▶ [YOUR TASK]: Reproduce verbatim the entries between the line containing "divider bar: types: [320, 461, 600, 470]" and the line containing "divider bar: window: [0, 657, 283, 666]", inclusive.

|---|

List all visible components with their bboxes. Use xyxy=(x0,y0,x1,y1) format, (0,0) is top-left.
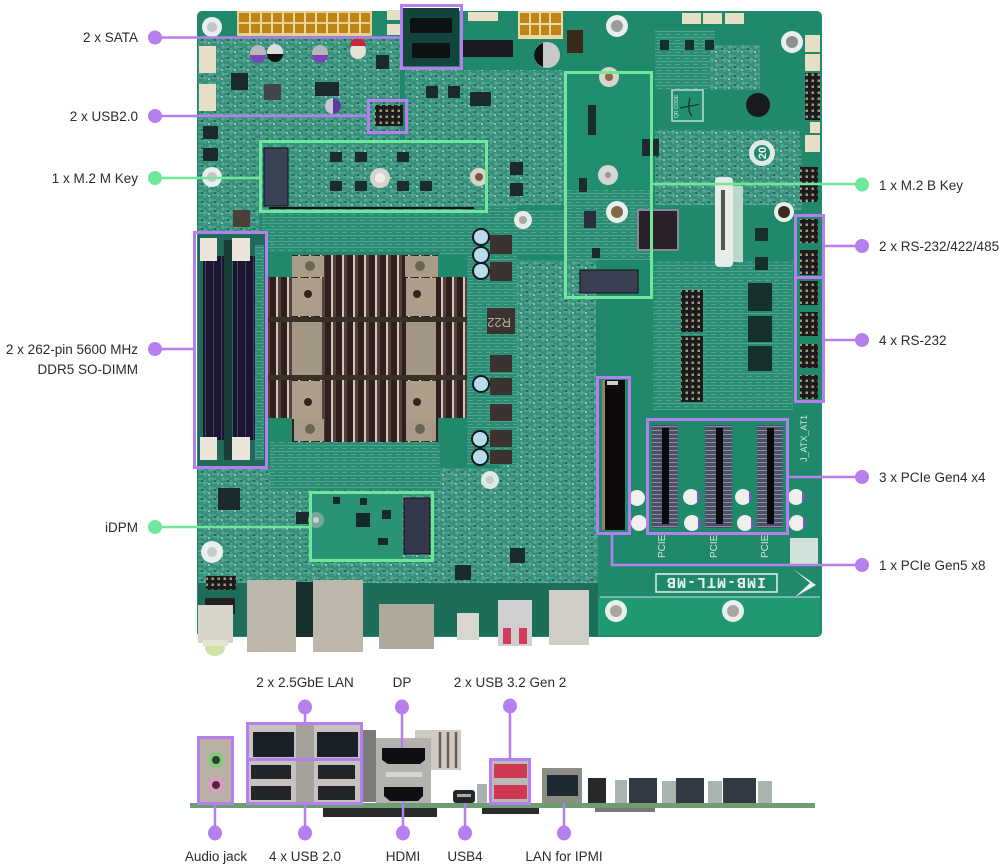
mounting holes xyxy=(201,15,803,622)
callout: 1 x M.2 M Key xyxy=(52,142,486,212)
callout: 4 x USB 2.0 xyxy=(248,760,362,864)
callout: Audio jack xyxy=(185,738,247,864)
callout: 2 x RS-232/422/485 xyxy=(796,216,999,278)
IPMI LAN port xyxy=(549,590,589,645)
silkscreen PCIE labels: PCIE xyxy=(657,534,668,558)
LAN and USB stack 1 xyxy=(247,580,296,652)
callout: USB4 xyxy=(447,803,483,864)
callouts: board xyxy=(6,6,999,573)
iDPM chips xyxy=(333,497,391,545)
LAN and USB stack xyxy=(248,724,376,803)
USB4 port xyxy=(453,784,487,803)
callout: LAN for IPMI: LAN for IPMI xyxy=(525,849,603,864)
PCIe side capacitors xyxy=(629,489,806,531)
PCIe Gen4 x4 slots xyxy=(652,425,783,528)
callout: DP: DP xyxy=(393,675,411,690)
audio jack ports xyxy=(199,738,233,803)
SATA connectors xyxy=(403,8,459,66)
buzzer xyxy=(746,93,770,117)
callout: LAN for IPMI xyxy=(525,803,603,864)
display port stack xyxy=(379,604,434,649)
callout: 2 x USB 3.2 Gen 2 xyxy=(454,675,566,804)
USB 3.2 red ports xyxy=(491,760,530,803)
LAN and USB stack 2 xyxy=(313,580,363,652)
USB2.0 header xyxy=(375,105,403,126)
board substrate xyxy=(197,11,822,637)
model name plate: IMB-MTL-MB xyxy=(666,573,766,590)
callout: 1 x M.2 B Key: 1 x M.2 B Key xyxy=(879,178,963,193)
panel: motherboard top view xyxy=(197,8,822,656)
silkscreen PCIE labels: J_ATX_AT1 xyxy=(799,415,809,462)
M.2 M Key socket xyxy=(264,148,288,206)
callout: HDMI xyxy=(386,801,420,864)
callout: 2 x 262-pin DDR5 SO-DIMM: DDR5 SO-DIMM xyxy=(38,362,138,377)
callout: 2 x SATA xyxy=(83,6,462,68)
callout: 1 x PCIe Gen5 x8: 1 x PCIe Gen5 x8 xyxy=(879,558,986,573)
4-pin header xyxy=(206,576,236,590)
yellow switch xyxy=(567,30,583,53)
blue capacitors xyxy=(472,229,489,465)
callout: 2 x 2.5GbE LAN xyxy=(248,675,362,760)
trace areas xyxy=(198,30,802,583)
IPMI LAN port xyxy=(542,768,582,803)
square ICs and inductors xyxy=(203,55,525,580)
logo mark xyxy=(790,538,818,597)
M.2 B Key small chips xyxy=(579,105,659,258)
silkscreen PCIE labels: PCIE xyxy=(760,534,771,558)
callout: 1 x M.2 B Key xyxy=(566,72,963,298)
PCB edge xyxy=(190,803,815,808)
callout: 2 x RS-232/422/485: 2 x RS-232/422/485 xyxy=(879,239,999,254)
callout: iDPM xyxy=(105,492,432,560)
USB 3.2 stack xyxy=(498,600,532,646)
QR code box: QR CODE xyxy=(674,94,680,118)
callout: USB4: USB4 xyxy=(447,849,483,864)
dark gap xyxy=(296,582,313,637)
side-view components xyxy=(588,778,772,803)
power inductors xyxy=(487,235,515,464)
callout: 2 x 262-pin DDR5 SO-DIMM: 2 x 262-pin 5600 MHz xyxy=(6,342,138,357)
callout: 1 x M.2 M Key: 1 x M.2 M Key xyxy=(52,171,138,186)
callout: iDPM: iDPM xyxy=(105,520,138,535)
callout: HDMI: HDMI xyxy=(386,849,420,864)
callout: 3 x PCIe Gen4 x4: 3 x PCIe Gen4 x4 xyxy=(879,470,986,485)
large QFP chip xyxy=(638,210,678,250)
audio jack xyxy=(198,605,233,656)
rear ports seen from top xyxy=(198,576,589,656)
dark band behind rear ports xyxy=(198,583,598,636)
RS-232 headers xyxy=(800,219,818,399)
heatsink behind ports xyxy=(415,730,461,770)
callout: 2 x 262-pin DDR5 SO-DIMM xyxy=(6,232,266,468)
callout: 2 x USB 3.2 Gen 2: 2 x USB 3.2 Gen 2 xyxy=(454,675,566,690)
callout: 4 x RS-232: 4 x RS-232 xyxy=(879,333,947,348)
power inductors: R22 xyxy=(487,315,511,330)
PCIe Gen5 x8 slot xyxy=(602,380,625,530)
M.2 B Key socket xyxy=(580,270,638,293)
silkscreen PCIE labels: PCIE xyxy=(709,534,720,558)
callout: DP xyxy=(393,675,411,748)
bright lower board strip xyxy=(598,597,820,635)
under-board components xyxy=(323,808,655,817)
callout: Audio jack: Audio jack xyxy=(185,849,247,864)
callout: 3 x PCIe Gen4 x4 xyxy=(648,420,986,534)
smooth area under M.2 B Key xyxy=(567,74,651,189)
callout: 2 x SATA: 2 x SATA xyxy=(83,30,138,45)
8-pin power connector xyxy=(518,11,563,39)
callouts: rear I/O xyxy=(185,675,603,864)
callout: 2 x 2.5GbE LAN: 2 x 2.5GbE LAN xyxy=(256,675,354,690)
USB4 port xyxy=(457,613,479,640)
barcode label xyxy=(715,177,743,267)
panel: rear I/O side view xyxy=(190,724,815,817)
small connectors xyxy=(199,10,820,152)
model name plate xyxy=(600,573,820,597)
other ICs xyxy=(660,40,772,371)
ATX power connector xyxy=(237,11,372,36)
heatsink xyxy=(258,255,467,442)
badge: 20 xyxy=(757,147,769,159)
M.2 M Key small chips xyxy=(269,152,474,209)
DDR5 SO-DIMM slots xyxy=(198,234,266,466)
iDPM socket xyxy=(404,498,430,554)
callout: 2 x USB2.0: 2 x USB2.0 xyxy=(70,109,138,124)
dark pin headers xyxy=(205,40,820,614)
callout: 4 x RS-232 xyxy=(796,278,947,402)
callout: 4 x USB 2.0: 4 x USB 2.0 xyxy=(269,849,341,864)
callout: 1 x PCIe Gen5 x8 xyxy=(598,378,986,573)
electrolytic capacitors xyxy=(250,38,560,114)
badge xyxy=(749,140,775,166)
DP and HDMI stack xyxy=(376,738,431,803)
QR code box xyxy=(672,90,703,121)
silkscreen PCIE labels xyxy=(657,415,809,558)
callout: 2 x USB2.0 xyxy=(70,100,406,132)
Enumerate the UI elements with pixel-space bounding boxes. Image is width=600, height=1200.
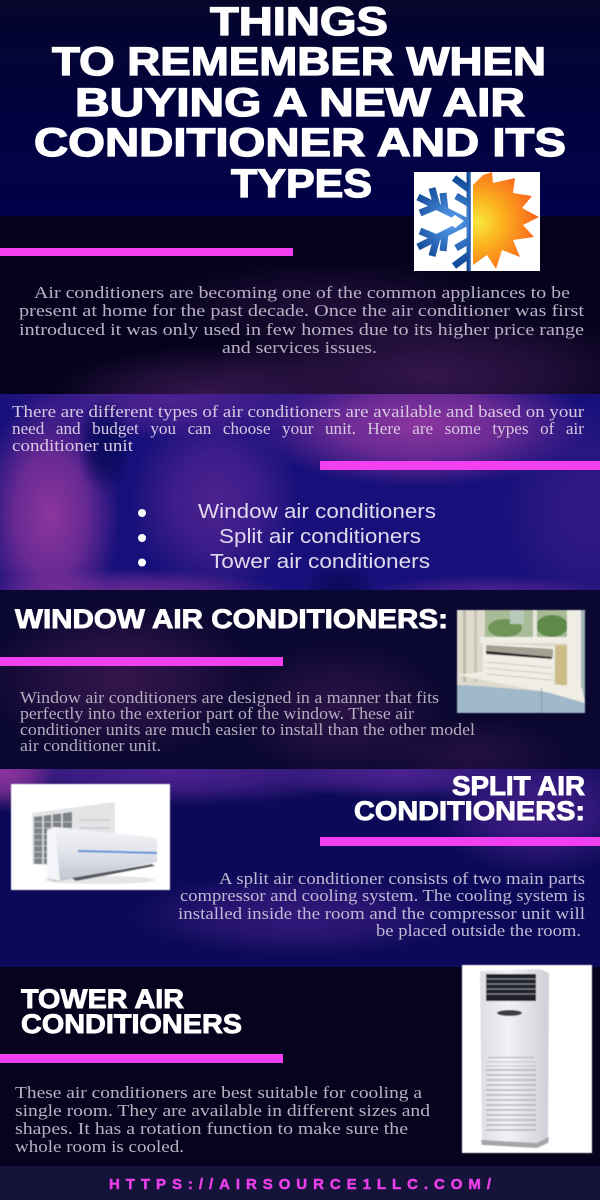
divider bar: types: [320, 461, 600, 470]
photo: window air conditioner: [457, 610, 585, 713]
text block: types intro: need and budget you can choose your unit. Here are some types of air: [12, 419, 585, 438]
text block: intro: and services issues.: [222, 338, 377, 357]
text block: window description: conditioner units are much easier to install than the other model: [20, 720, 475, 739]
text block: split description: compressor and cooling system. The cooling system is: [180, 886, 585, 905]
text block: intro: introduced it was only used in few homes due to its higher price range: [19, 320, 584, 339]
heading: tower air conditioners: CONDITIONERS: [21, 1009, 242, 1039]
title: [34, 0, 566, 206]
panel: window section background: [0, 590, 600, 769]
text block: window description: [20, 688, 475, 755]
heading: tower air conditioners: [21, 984, 242, 1039]
text block: tower description: shapes. It has a rotation function to make sure the: [15, 1119, 408, 1138]
panel: types background: [0, 394, 600, 590]
text block: tower description: These air conditioners are best suitable for cooling a: [15, 1083, 423, 1102]
divider bar: tower: [0, 1054, 283, 1063]
title: CONDITIONER AND ITS: [34, 121, 566, 165]
panel: title background: [0, 0, 600, 216]
heading: split air conditioners: CONDITIONERS:: [354, 796, 585, 826]
text block: window description: Window air conditioners are designed in a manner that fits: [20, 688, 439, 707]
list: air conditioner types: Window air conditioners: [198, 501, 436, 523]
text block: types intro: [12, 402, 585, 455]
heading: split air conditioners: SPLIT AIR: [452, 771, 585, 801]
text block: split description: be placed outside the room.: [376, 921, 581, 940]
list: air conditioner types: Tower air conditioners: [210, 551, 430, 573]
text block: types intro: There are different types of air conditioners are available and based on your: [12, 402, 585, 421]
text block: split description: installed inside the room and the compressor unit will: [178, 904, 585, 923]
divider bar: window: [0, 657, 283, 666]
text block: split description: A split air conditioner consists of two main parts: [219, 869, 585, 888]
list: air conditioner types: [138, 501, 436, 573]
text block: window description: air conditioner unit.: [20, 736, 161, 755]
panel: intro background: [72, 272, 600, 394]
text block: intro: Air conditioners are becoming one of the common appliances to be: [34, 283, 570, 302]
text block: tower description: single room. They are available in different sizes and: [15, 1101, 431, 1120]
text block: intro: present at home for the past decade. Once the air conditioner was first: [19, 301, 584, 320]
divider bar: title: [0, 248, 293, 256]
text block: split description: [178, 869, 585, 940]
text block: types intro: conditioner unit: [12, 436, 133, 455]
text block: window description: perfectly into the exterior part of the window. These air: [20, 704, 415, 723]
title: THINGS: [210, 0, 388, 44]
heading: split air conditioners: [354, 771, 585, 826]
heading: tower air conditioners: TOWER AIR: [21, 984, 184, 1014]
icon: snowflake and sun: [414, 172, 540, 271]
photo: tower air conditioner: [462, 965, 592, 1153]
text block: tower description: [15, 1083, 431, 1156]
panel: footer background: [0, 1166, 600, 1200]
heading: window air conditioners: WINDOW AIR CONDITIONERS:: [15, 604, 448, 634]
text block: intro: [19, 283, 584, 357]
list: air conditioner types: Split air conditioners: [219, 526, 421, 548]
photo: split air conditioner: [11, 784, 170, 890]
text block: tower description: whole room is cooled.: [15, 1137, 184, 1156]
title: TO REMEMBER WHEN: [52, 40, 546, 84]
icon detail: flake diamond: [447, 215, 464, 228]
panel: tower section background: [0, 967, 600, 1166]
title: TYPES: [231, 162, 372, 206]
divider bar: split: [320, 837, 600, 846]
footer url: HTTPS://AIRSOURCE1LLC.COM/: [109, 1176, 492, 1193]
panel: split section background: [0, 769, 600, 967]
title: BUYING A NEW AIR: [75, 81, 525, 125]
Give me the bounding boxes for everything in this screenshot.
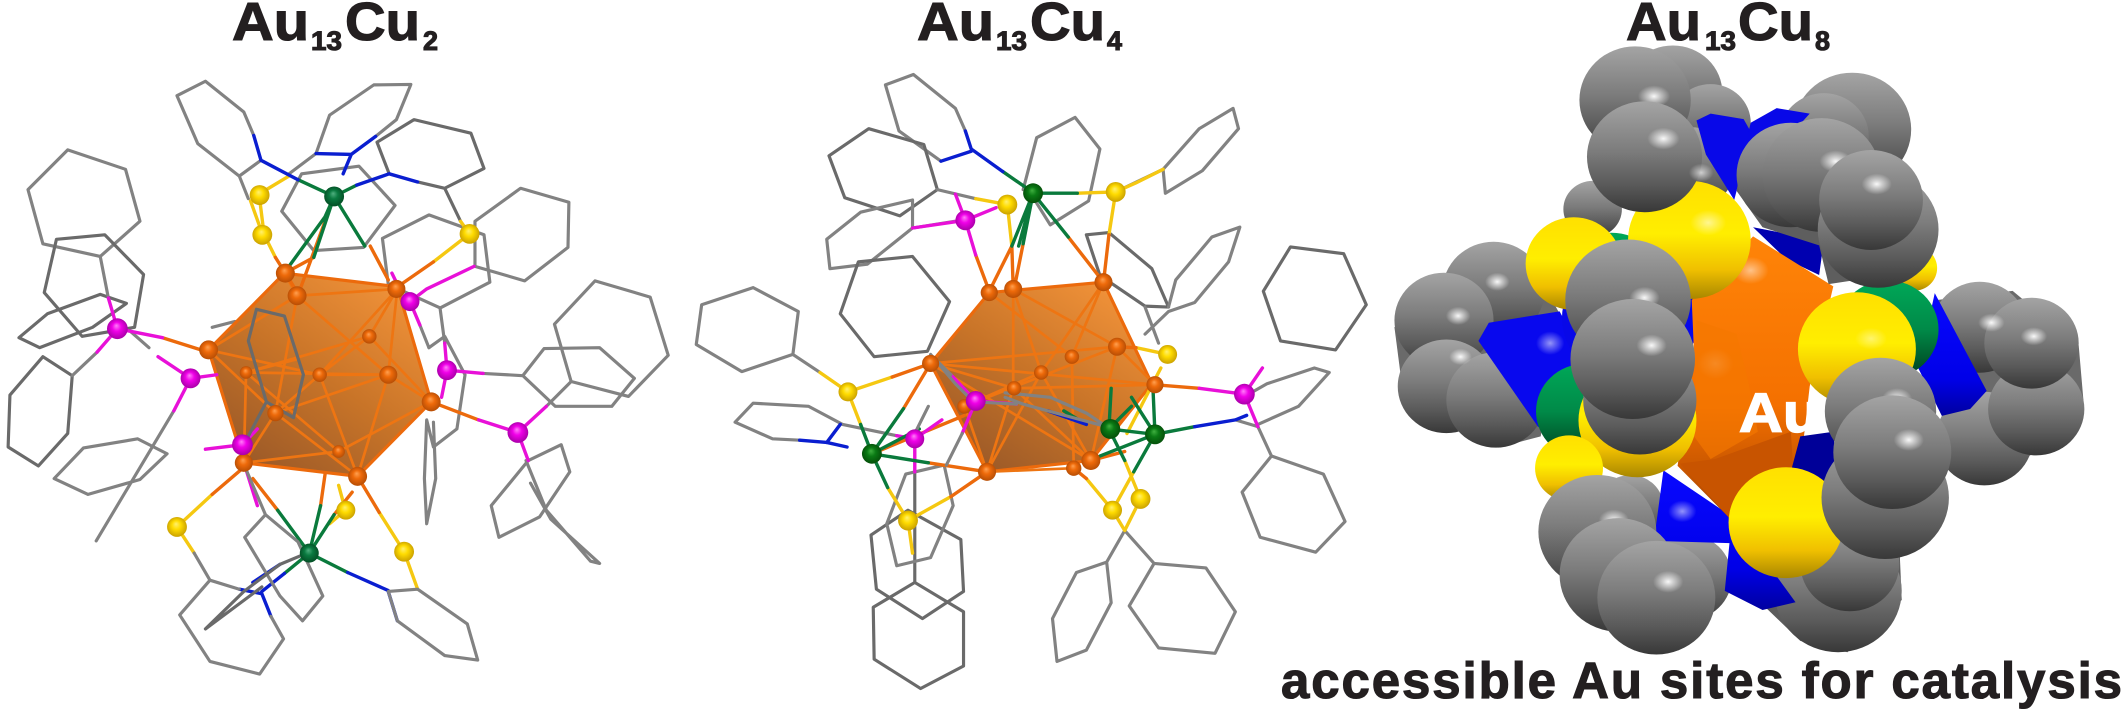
- back carbon spheres: [1394, 45, 2084, 652]
- green copper spheres: [1536, 233, 1939, 489]
- atoms: [107, 185, 528, 563]
- panel: Au13Cu8 space-filling model: [1394, 45, 2084, 654]
- title: Au13Cu2: 13: [311, 26, 342, 56]
- back ligand rings: [696, 74, 1366, 689]
- panel: Au13Cu2 ball-and-stick structure: [8, 81, 668, 674]
- Au13 icosahedron: [209, 273, 431, 476]
- panel: Au13Cu4 ball-and-stick structure: [696, 74, 1366, 689]
- front carbon spheres: [1538, 46, 1951, 654]
- Au13 icosahedron: [931, 282, 1155, 472]
- title: Au13Cu2: 2: [423, 26, 438, 56]
- title: Au13Cu8: 8: [1815, 26, 1830, 56]
- title: Au13Cu4: 4: [1107, 26, 1122, 56]
- coordination bonds: [800, 131, 1262, 553]
- caption: accessible Au sites for catalysis: [1281, 652, 2122, 709]
- title: Au13Cu8: 13: [1705, 26, 1736, 56]
- gold core: [1678, 236, 1833, 518]
- title: Au13Cu2: [232, 0, 438, 56]
- nitrogen blue regions: [1478, 108, 1987, 610]
- label: Au: Au: [1739, 382, 1820, 444]
- back ligand rings: [8, 81, 668, 563]
- title: Au13Cu4: [917, 0, 1122, 56]
- yellow sulfur spheres: [1526, 181, 1916, 578]
- atoms: [838, 182, 1255, 531]
- coordination bonds: [97, 135, 546, 674]
- title: Au13Cu4: 13: [996, 26, 1027, 56]
- title: Au13Cu8: [1626, 0, 1830, 56]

|---|

▶ [ANSWER TO THIS EXERCISE]:
divider bar: types: [320, 461, 600, 470]
photo: window air conditioner: [457, 610, 585, 713]
text block: types intro: need and budget you can choose your unit. Here are some types of air: [12, 419, 585, 438]
text block: intro: and services issues.: [222, 338, 377, 357]
text block: window description: conditioner units are much easier to install than the other model: [20, 720, 475, 739]
text block: split description: compressor and cooling system. The cooling system is: [180, 886, 585, 905]
text block: intro: introduced it was only used in few homes due to its higher price range: [19, 320, 584, 339]
heading: tower air conditioners: CONDITIONERS: [21, 1009, 242, 1039]
title: [34, 0, 566, 206]
panel: window section background: [0, 590, 600, 769]
text block: window description: [20, 688, 475, 755]
heading: tower air conditioners: [21, 984, 242, 1039]
text block: tower description: shapes. It has a rotation function to make sure the: [15, 1119, 408, 1138]
panel: types background: [0, 394, 600, 590]
text block: tower description: These air conditioners are best suitable for cooling a: [15, 1083, 423, 1102]
divider bar: tower: [0, 1054, 283, 1063]
title: CONDITIONER AND ITS: [34, 121, 566, 165]
panel: title background: [0, 0, 600, 216]
heading: split air conditioners: CONDITIONERS:: [354, 796, 585, 826]
text block: window description: Window air conditioners are designed in a manner that fits: [20, 688, 439, 707]
list: air conditioner types: Window air conditioners: [198, 501, 436, 523]
text block: types intro: [12, 402, 585, 455]
heading: split air conditioners: SPLIT AIR: [452, 771, 585, 801]
text block: split description: be placed outside the room.: [376, 921, 581, 940]
list: air conditioner types: Tower air conditioners: [210, 551, 430, 573]
text block: types intro: There are different types of air conditioners are available and based on your: [12, 402, 585, 421]
text block: split description: installed inside the room and the compressor unit will: [178, 904, 585, 923]
divider bar: window: [0, 657, 283, 666]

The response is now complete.